§ **Ausgewählter Text**
Damit ist nicht nur die formale Macht gemeint, die auf Organigrammen sichtbar ist.Sondern auch die leisen, stabilen Einflussstrukturen, die aus Beziehungen, Loyalitäten und Gewohnheiten, oder aus partikularen Interessen entstehen. Dabei wirken die gegebenenfalls stärker als jede „offizielle“ Entscheidung.
Wenn Strukturen sich verändern, bleibt Macht nicht neutral
Ein Werk löst seine klassische Linienorganisation auf. Projektstrukturen sollen künftig führen. Formal ist alles geregelt. Aber sobald Entscheidungen anstehen, wenden sich die Mitarbeitenden an ihre bisherigen Vorgesetzten. Nicht aus Widerstand oder Unklarheit, sondern aus Vertrautheit. Aus Bindung. Weil Macht nicht einfach verschwindet, wenn man Strukturen verändert. Sie „verschiebt“ sich in Beziehungen, Netzwerke, Routinen.

§ **Vorliegende Einträge**
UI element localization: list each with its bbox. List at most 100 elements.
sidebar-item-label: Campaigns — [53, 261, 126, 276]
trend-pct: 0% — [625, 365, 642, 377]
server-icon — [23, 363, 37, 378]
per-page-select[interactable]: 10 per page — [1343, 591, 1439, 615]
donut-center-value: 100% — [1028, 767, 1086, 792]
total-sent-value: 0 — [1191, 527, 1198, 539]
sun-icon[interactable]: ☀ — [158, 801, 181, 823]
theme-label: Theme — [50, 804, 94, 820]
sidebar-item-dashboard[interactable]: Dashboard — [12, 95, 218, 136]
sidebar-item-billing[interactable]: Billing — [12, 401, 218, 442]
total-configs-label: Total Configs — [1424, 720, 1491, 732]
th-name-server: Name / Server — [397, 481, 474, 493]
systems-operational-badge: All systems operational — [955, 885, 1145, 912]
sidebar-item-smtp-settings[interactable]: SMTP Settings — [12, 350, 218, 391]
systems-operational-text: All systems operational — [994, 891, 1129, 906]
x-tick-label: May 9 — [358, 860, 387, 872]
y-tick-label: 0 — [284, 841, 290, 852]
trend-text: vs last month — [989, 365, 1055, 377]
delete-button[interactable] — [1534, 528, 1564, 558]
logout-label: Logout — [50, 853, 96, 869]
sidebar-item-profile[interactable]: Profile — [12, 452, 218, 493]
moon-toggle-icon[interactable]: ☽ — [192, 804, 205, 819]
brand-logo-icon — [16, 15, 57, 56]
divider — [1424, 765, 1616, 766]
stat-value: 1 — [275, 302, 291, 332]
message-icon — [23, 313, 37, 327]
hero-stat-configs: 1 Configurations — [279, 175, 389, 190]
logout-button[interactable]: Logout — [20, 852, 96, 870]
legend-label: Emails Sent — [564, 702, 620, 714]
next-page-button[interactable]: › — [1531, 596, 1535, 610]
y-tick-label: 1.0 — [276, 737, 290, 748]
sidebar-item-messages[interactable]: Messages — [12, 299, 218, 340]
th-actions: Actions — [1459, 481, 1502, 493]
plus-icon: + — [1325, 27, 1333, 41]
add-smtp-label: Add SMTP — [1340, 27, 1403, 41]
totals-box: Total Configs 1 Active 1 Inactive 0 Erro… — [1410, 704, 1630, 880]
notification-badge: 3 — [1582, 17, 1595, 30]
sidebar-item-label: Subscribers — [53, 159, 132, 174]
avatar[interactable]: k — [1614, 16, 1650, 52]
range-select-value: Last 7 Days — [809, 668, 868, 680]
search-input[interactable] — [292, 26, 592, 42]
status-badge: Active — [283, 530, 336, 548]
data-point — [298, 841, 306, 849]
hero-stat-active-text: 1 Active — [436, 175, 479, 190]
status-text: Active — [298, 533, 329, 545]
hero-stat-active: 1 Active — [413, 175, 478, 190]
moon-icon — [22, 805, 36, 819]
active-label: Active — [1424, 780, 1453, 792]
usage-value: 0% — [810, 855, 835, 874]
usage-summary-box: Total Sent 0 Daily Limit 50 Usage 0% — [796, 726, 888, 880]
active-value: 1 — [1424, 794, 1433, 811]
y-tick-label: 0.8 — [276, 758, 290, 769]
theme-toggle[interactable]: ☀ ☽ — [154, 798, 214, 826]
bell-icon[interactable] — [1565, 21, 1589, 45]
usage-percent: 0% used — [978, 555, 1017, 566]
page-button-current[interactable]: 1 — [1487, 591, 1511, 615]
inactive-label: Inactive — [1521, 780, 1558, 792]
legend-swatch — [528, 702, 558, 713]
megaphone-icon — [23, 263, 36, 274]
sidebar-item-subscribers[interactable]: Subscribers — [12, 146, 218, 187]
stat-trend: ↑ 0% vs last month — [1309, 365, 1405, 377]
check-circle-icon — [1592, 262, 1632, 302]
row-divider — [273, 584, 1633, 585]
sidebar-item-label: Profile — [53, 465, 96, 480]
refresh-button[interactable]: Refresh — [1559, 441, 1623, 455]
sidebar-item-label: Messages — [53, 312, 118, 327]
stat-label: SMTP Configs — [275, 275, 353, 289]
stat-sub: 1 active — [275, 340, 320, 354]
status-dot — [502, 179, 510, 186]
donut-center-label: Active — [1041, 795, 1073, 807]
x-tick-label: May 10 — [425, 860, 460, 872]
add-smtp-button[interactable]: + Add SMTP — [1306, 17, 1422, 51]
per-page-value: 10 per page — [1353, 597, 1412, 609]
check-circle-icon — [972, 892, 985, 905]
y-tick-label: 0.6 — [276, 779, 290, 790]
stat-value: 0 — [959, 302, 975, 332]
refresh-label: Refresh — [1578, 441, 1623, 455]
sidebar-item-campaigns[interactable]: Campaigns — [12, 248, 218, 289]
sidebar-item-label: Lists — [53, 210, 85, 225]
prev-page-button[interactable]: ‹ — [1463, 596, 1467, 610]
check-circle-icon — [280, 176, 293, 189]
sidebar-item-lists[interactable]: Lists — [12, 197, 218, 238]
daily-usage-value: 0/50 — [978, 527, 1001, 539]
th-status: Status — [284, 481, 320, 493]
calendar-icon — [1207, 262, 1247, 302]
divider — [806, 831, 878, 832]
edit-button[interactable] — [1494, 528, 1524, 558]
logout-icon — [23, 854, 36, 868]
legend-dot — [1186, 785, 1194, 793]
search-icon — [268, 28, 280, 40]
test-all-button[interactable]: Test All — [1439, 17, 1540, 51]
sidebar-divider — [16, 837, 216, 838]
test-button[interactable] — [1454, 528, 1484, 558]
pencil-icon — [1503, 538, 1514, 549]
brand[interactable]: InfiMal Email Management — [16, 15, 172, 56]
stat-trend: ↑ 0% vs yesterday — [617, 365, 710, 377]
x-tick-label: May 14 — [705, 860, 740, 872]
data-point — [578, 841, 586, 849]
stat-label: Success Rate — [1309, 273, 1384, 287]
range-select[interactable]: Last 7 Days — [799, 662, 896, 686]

§ **Aufgabe 1**
An wen wenden sich die Mitarbeitenden laut dem Text über Macht in Organisationen, sobald Entscheidungen anstehen?
§ **Aufgabe 2**
Schreiben Sie den Text über Macht in Organisationen im Anschluss an seinen letzten Satz weiter.
Die Einträge werden hier nicht gebraucht.

§ **Antwort 1**
An ihre bisherigen Vorgesetzten.

§ **Antwort 2**
Doppelte Machtstruktur
Ein bereichsübergreifendes Projekt gerät ins Stocken. Ein Bereich beteiligt sich kaum, Entscheidungen werden verschleppt. Die Projektleitung vermutet Desinteresse oder operative Überlastung bis deutlich wird, was wirklich dahinter steckt:
Zwei Teamleiter sind für denselben Bereich zuständig. Der eine ist der Produktionslinie unterstellt, der andere berichtet an die Projektleitung. Eine typische Matrix Konstellation. Beide haben formal Entscheidungsbefugnis, aber keiner von beiden ist klar erkennbar „derjenige, der entscheidet“.
Das Besondere in diesem speziellen Fall: Im Alltag hat einer der beiden mehr Einfluss: Er ist länger im Unternehmen, kennt die Leute in dem Bereich, genießt Vertrauen. Der andere hat "nur" die offizielle Projektverantwortung. Zwischen beiden läuft schon länger ein stiller Machtkampf, den niemand offen anspricht.
Die Folge: Mitarbeitende warten ab. Führungskräfte schieben Entscheidungen. Nichts bewegt sich, bis klar ist, wessen Linie sich durchsetzt.
Das Problem war demnach nicht fehlendes Engagement, sondern eine doppelte Machtstruktur, die Unsicherheit erzeugt und Verantwortung verwässert. Solange es nicht geklärt ist, wer tatsächlich entscheidet, läuft das Projekt schleppend.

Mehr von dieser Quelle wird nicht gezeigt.